-- Start of Available records --

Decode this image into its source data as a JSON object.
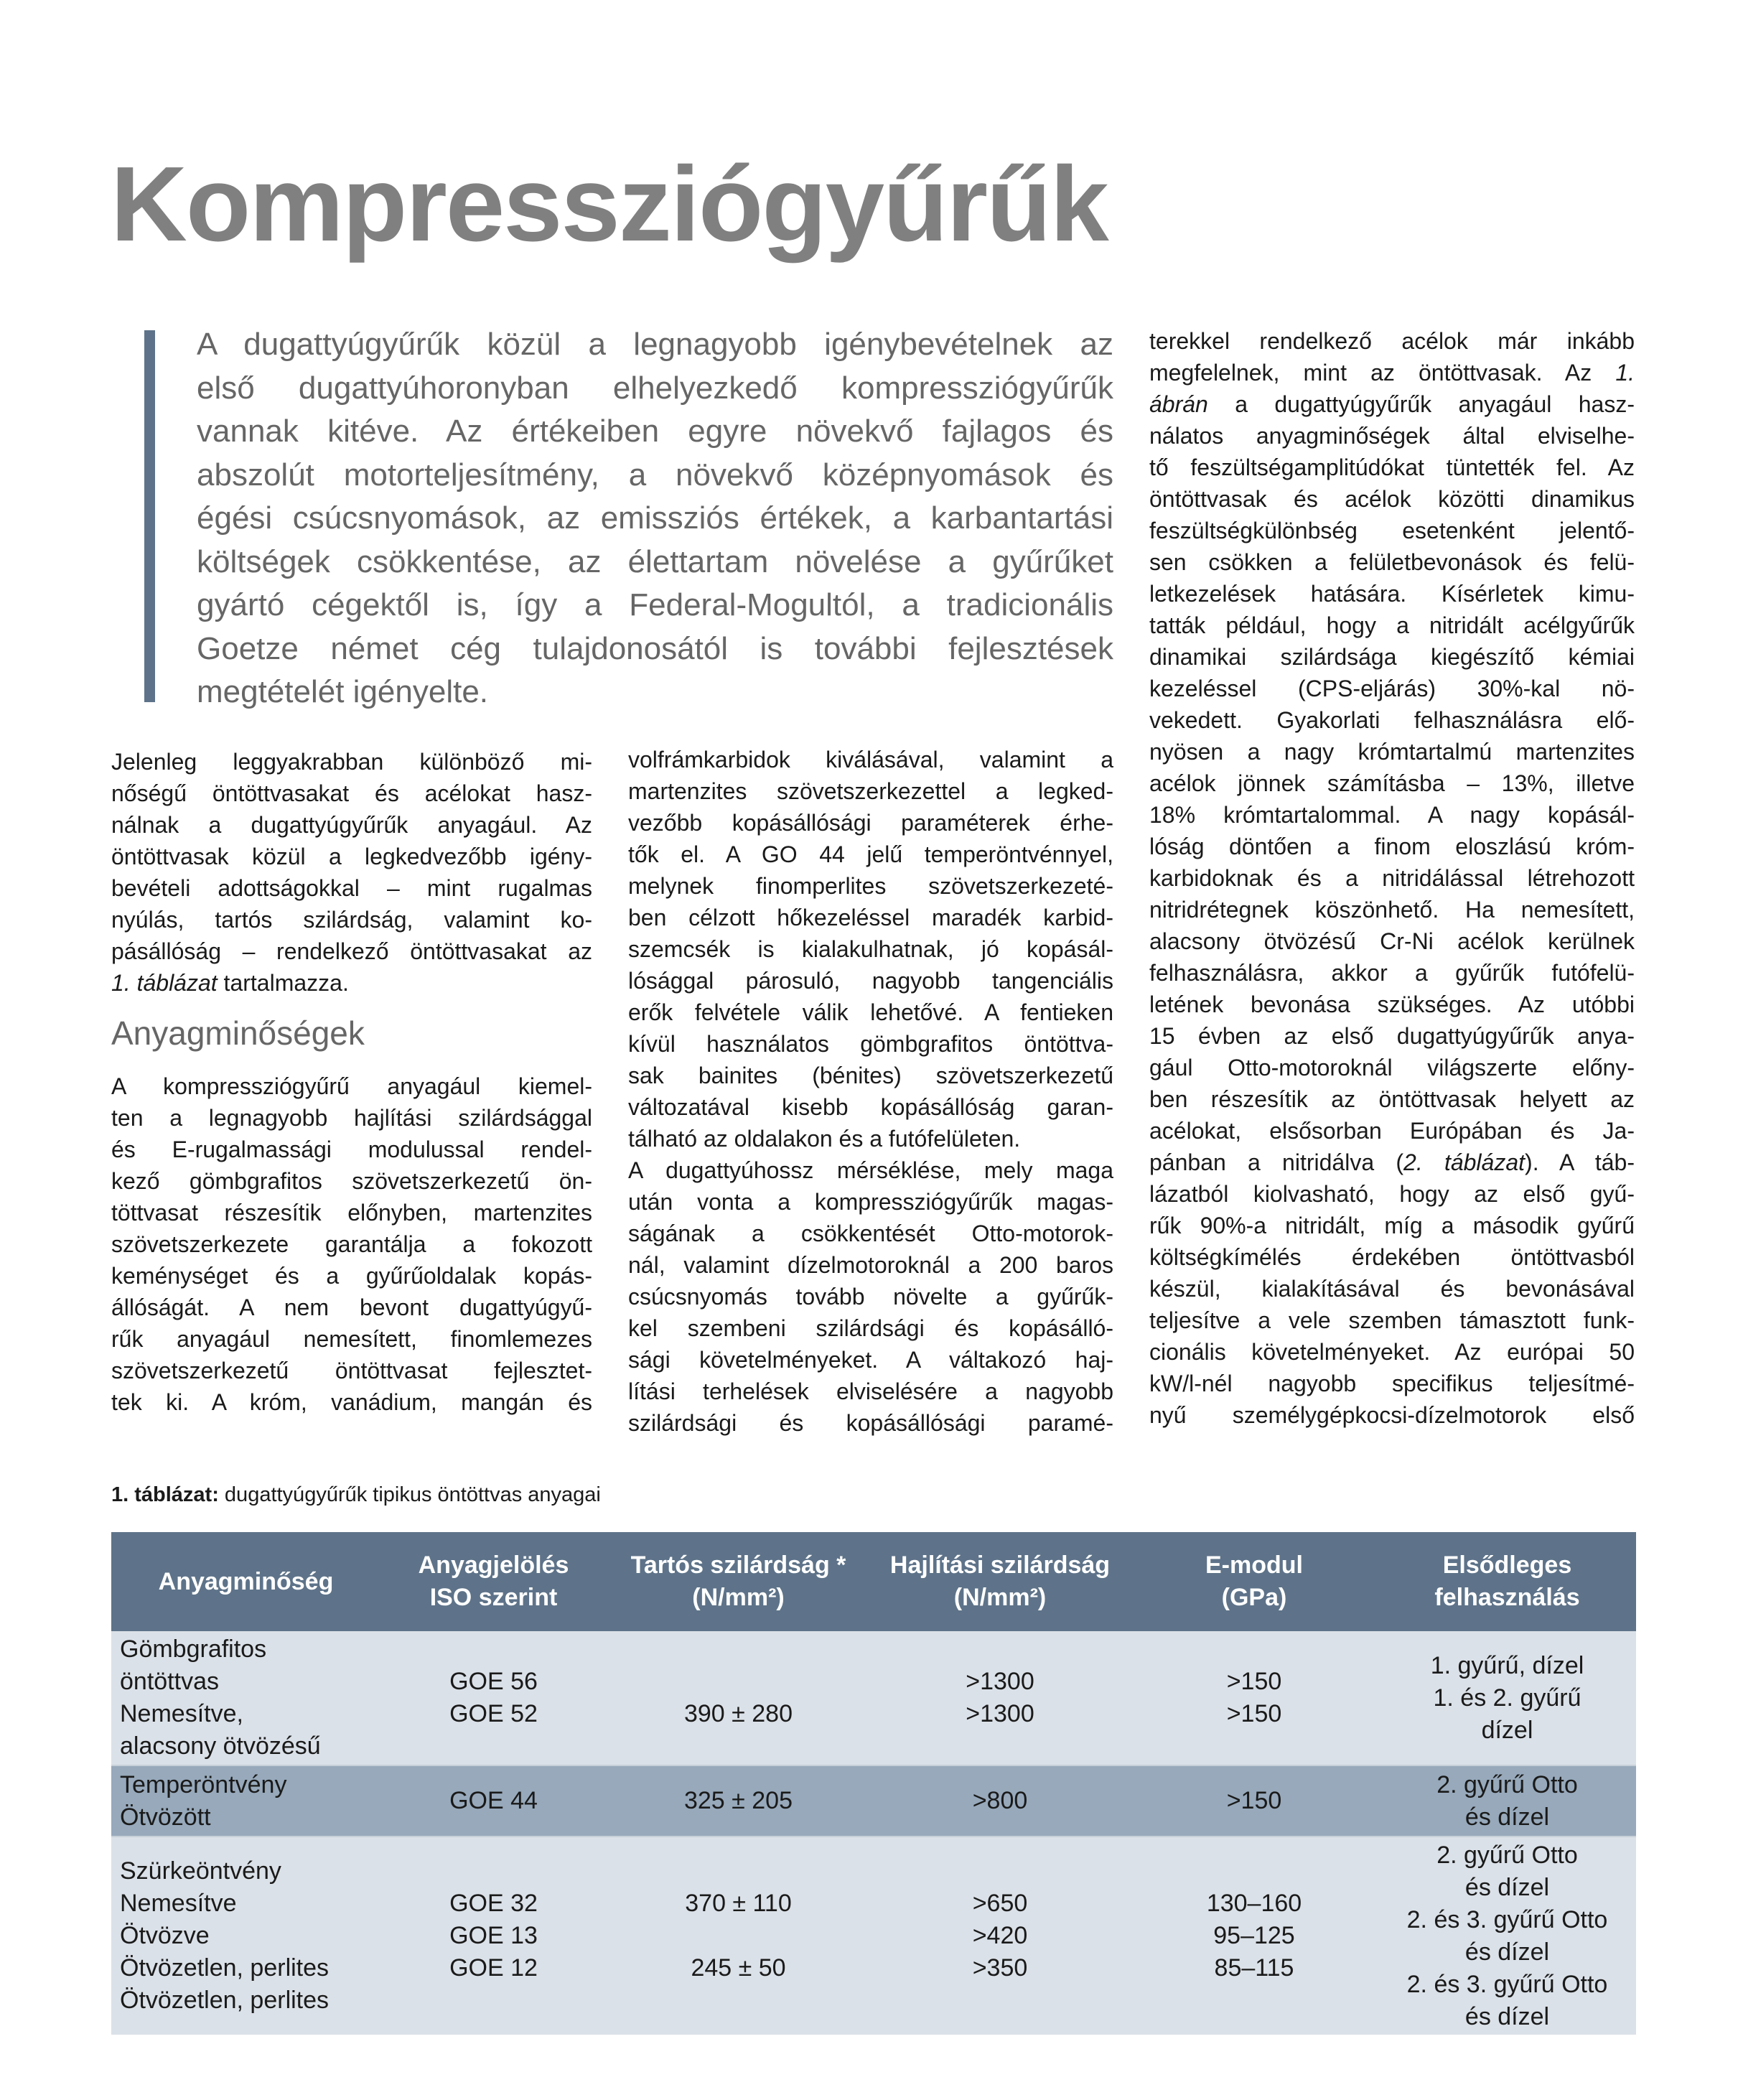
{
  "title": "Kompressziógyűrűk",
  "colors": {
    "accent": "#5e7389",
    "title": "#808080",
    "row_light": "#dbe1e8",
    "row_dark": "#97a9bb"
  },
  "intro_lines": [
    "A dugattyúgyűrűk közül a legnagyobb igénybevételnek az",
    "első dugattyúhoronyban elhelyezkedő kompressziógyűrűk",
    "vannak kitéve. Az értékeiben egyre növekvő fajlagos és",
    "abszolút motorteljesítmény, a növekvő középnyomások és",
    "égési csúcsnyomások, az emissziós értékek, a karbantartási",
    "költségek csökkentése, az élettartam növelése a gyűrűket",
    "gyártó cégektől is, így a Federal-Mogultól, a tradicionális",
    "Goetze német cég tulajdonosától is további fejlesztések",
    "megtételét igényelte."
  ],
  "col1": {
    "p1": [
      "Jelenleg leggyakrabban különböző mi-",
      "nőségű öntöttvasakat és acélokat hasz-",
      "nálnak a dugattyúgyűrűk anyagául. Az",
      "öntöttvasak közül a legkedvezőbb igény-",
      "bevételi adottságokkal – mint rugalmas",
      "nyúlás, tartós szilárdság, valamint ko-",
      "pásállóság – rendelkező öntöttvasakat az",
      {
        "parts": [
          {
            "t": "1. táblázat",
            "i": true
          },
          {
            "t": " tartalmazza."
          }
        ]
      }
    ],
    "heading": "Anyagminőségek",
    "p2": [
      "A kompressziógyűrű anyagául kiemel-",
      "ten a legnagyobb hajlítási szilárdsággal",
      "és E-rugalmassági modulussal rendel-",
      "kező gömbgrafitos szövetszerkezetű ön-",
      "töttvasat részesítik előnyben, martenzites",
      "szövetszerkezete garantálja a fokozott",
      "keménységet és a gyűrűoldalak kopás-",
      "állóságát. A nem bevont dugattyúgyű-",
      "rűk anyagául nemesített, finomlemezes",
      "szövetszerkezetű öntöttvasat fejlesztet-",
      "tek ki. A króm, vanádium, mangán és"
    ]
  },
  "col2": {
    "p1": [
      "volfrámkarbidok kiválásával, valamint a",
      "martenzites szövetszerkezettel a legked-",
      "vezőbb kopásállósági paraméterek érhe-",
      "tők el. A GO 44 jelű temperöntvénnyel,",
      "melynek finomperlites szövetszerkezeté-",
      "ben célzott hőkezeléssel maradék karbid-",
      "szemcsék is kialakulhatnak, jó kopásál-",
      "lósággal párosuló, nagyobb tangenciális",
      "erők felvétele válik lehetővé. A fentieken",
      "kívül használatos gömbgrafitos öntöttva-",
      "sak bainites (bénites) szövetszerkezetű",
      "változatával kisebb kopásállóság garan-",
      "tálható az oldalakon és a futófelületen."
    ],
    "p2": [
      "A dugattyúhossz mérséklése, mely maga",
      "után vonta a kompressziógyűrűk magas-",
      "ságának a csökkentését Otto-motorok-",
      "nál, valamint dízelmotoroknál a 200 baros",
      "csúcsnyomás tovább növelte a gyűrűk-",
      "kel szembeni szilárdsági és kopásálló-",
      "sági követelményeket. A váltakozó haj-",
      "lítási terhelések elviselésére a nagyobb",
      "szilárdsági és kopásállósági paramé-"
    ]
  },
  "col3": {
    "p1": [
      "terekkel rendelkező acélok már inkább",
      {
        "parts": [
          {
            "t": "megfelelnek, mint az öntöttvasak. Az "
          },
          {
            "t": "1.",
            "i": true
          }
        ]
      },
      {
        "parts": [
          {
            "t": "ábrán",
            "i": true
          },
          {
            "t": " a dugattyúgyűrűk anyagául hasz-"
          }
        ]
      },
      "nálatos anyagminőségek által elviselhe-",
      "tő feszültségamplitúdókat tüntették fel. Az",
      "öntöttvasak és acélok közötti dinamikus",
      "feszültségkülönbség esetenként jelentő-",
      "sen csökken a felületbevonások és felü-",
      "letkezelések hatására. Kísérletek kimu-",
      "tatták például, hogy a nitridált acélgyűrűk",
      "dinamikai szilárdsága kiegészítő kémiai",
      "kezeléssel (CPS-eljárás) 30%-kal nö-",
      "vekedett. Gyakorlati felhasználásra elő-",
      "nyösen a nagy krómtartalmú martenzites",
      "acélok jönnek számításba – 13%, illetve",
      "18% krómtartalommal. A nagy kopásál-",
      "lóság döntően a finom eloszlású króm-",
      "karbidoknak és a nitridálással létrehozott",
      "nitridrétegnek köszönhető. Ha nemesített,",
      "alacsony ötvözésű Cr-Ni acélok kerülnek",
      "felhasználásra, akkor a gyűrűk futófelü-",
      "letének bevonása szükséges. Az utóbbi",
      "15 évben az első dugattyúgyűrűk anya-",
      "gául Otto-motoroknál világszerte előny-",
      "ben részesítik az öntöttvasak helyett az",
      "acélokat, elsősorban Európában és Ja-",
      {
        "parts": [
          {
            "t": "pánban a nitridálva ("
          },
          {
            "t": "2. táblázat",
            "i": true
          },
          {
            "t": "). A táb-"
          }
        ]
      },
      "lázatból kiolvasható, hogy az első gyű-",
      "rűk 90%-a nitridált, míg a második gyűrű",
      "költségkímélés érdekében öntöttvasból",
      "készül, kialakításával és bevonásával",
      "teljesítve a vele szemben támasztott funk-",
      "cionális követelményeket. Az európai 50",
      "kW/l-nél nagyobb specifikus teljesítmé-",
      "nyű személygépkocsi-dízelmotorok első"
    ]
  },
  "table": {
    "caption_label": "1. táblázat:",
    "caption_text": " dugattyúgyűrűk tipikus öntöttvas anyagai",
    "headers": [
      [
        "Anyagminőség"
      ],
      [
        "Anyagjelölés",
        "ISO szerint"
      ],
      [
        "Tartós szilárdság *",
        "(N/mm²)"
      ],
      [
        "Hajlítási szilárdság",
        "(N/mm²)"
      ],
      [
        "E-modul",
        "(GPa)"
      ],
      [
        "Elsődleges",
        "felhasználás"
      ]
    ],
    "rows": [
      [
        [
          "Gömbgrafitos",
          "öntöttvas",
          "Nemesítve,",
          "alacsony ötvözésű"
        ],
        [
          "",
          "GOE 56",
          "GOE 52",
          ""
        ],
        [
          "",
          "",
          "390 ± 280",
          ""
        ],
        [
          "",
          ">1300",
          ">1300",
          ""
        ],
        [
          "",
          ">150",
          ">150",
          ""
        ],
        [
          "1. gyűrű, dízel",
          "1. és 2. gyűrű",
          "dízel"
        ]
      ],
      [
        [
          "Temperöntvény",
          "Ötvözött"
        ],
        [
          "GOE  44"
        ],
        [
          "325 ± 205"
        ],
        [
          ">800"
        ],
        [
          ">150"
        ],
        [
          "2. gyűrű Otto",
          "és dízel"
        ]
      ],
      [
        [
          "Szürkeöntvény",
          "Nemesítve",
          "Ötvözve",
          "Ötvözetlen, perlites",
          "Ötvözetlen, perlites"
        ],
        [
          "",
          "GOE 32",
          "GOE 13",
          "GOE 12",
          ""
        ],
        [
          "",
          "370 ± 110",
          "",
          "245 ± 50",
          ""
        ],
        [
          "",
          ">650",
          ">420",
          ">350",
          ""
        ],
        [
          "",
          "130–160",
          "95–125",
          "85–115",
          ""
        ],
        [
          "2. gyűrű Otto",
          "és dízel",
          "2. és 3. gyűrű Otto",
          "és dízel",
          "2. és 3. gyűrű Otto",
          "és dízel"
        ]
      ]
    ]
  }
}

-- End of Available records --
-- Start of Available records --

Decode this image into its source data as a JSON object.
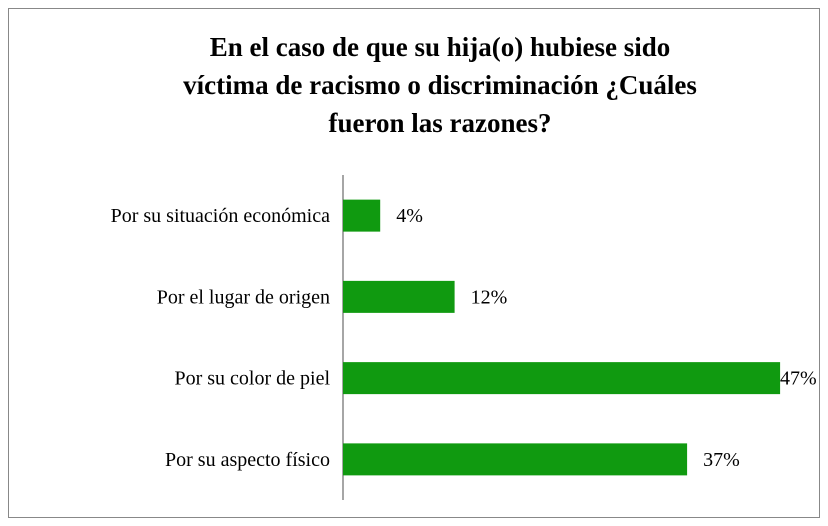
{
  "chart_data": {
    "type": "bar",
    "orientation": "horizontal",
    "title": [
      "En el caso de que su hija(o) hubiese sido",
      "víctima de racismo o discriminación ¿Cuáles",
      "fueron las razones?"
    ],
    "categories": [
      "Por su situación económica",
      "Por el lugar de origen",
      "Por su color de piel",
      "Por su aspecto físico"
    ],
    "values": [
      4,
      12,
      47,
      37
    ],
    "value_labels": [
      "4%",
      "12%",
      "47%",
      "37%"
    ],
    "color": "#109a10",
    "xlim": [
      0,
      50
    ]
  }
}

-- End of Available records --

[Brief] What is the number of lines in the records that contain "szilárdsági"? Give that number only.

[Solved problem] 2